- [REQUEST]
Your task is to repeat all of the material exactly.

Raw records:
start
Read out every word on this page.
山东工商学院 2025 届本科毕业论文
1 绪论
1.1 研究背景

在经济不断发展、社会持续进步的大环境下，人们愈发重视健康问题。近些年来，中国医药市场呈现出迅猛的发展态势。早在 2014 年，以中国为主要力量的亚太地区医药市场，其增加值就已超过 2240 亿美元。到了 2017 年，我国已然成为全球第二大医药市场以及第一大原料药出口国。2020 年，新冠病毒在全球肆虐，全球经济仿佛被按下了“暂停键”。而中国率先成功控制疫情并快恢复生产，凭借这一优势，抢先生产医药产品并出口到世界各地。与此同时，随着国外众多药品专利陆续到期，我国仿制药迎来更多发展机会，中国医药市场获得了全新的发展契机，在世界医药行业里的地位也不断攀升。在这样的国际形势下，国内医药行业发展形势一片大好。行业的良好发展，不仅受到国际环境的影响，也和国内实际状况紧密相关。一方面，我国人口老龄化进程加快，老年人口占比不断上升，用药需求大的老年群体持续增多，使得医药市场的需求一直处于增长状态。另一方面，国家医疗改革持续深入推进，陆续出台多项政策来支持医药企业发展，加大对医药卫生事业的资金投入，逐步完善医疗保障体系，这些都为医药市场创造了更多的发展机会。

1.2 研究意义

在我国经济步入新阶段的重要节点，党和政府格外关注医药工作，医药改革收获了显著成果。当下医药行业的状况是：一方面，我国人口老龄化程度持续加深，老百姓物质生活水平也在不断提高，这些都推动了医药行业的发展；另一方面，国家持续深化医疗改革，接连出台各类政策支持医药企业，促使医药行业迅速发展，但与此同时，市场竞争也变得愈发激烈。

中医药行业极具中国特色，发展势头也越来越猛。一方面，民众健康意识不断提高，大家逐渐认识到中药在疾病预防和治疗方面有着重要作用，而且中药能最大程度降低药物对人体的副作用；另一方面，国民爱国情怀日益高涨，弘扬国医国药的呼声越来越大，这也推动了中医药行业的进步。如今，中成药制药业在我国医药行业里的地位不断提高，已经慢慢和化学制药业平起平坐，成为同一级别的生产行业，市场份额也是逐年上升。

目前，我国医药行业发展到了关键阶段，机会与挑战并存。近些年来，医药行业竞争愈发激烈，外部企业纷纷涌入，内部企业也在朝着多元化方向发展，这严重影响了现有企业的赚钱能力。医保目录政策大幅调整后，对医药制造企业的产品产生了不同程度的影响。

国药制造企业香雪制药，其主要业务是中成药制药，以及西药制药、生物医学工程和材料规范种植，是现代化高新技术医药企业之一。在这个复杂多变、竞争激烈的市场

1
end
- [REPLY TO THE TASK]
Read out every word on this page.
山东工商学院 2025 届本科毕业论文
1 绪论
1.1 研究背景

在经济不断发展、社会持续进步的大环境下，人们愈发重视健康问题。近些年来，中国医药市场呈现出迅猛的发展态势。早在 2014 年，以中国为主要力量的亚太地区医药市场，其增加值就已超过 2240 亿美元。到了 2017 年，我国已然成为全球第二大医药市场以及第一大原料药出口国。2020 年，新冠病毒在全球肆虐，全球经济仿佛被按下了“暂停键”。而中国率先成功控制疫情并快恢复生产，凭借这一优势，抢先生产医药产品并出口到世界各地。与此同时，随着国外众多药品专利陆续到期，我国仿制药迎来更多发展机会，中国医药市场获得了全新的发展契机，在世界医药行业里的地位也不断攀升。在这样的国际形势下，国内医药行业发展形势一片大好。行业的良好发展，不仅受到国际环境的影响，也和国内实际状况紧密相关。一方面，我国人口老龄化进程加快，老年人口占比不断上升，用药需求大的老年群体持续增多，使得医药市场的需求一直处于增长状态。另一方面，国家医疗改革持续深入推进，陆续出台多项政策来支持医药企业发展，加大对医药卫生事业的资金投入，逐步完善医疗保障体系，这些都为医药市场创造了更多的发展机会。

1.2 研究意义

在我国经济步入新阶段的重要节点，党和政府格外关注医药工作，医药改革收获了显著成果。当下医药行业的状况是：一方面，我国人口老龄化程度持续加深，老百姓物质生活水平也在不断提高，这些都推动了医药行业的发展；另一方面，国家持续深化医疗改革，接连出台各类政策支持医药企业，促使医药行业迅速发展，但与此同时，市场竞争也变得愈发激烈。

中医药行业极具中国特色，发展势头也越来越猛。一方面，民众健康意识不断提高，大家逐渐认识到中药在疾病预防和治疗方面有着重要作用，而且中药能最大程度降低药物对人体的副作用；另一方面，国民爱国情怀日益高涨，弘扬国医国药的呼声越来越大，这也推动了中医药行业的进步。如今，中成药制药业在我国医药行业里的地位不断提高，已经慢慢和化学制药业平起平坐，成为同一级别的生产行业，市场份额也是逐年上升。

目前，我国医药行业发展到了关键阶段，机会与挑战并存。近些年来，医药行业竞争愈发激烈，外部企业纷纷涌入，内部企业也在朝着多元化方向发展，这严重影响了现有企业的赚钱能力。医保目录政策大幅调整后，对医药制造企业的产品产生了不同程度的影响。

国药制造企业香雪制药，其主要业务是中成药制药，以及西药制药、生物医学工程和材料规范种植，是现代化高新技术医药企业之一。在这个复杂多变、竞争激烈的市场

1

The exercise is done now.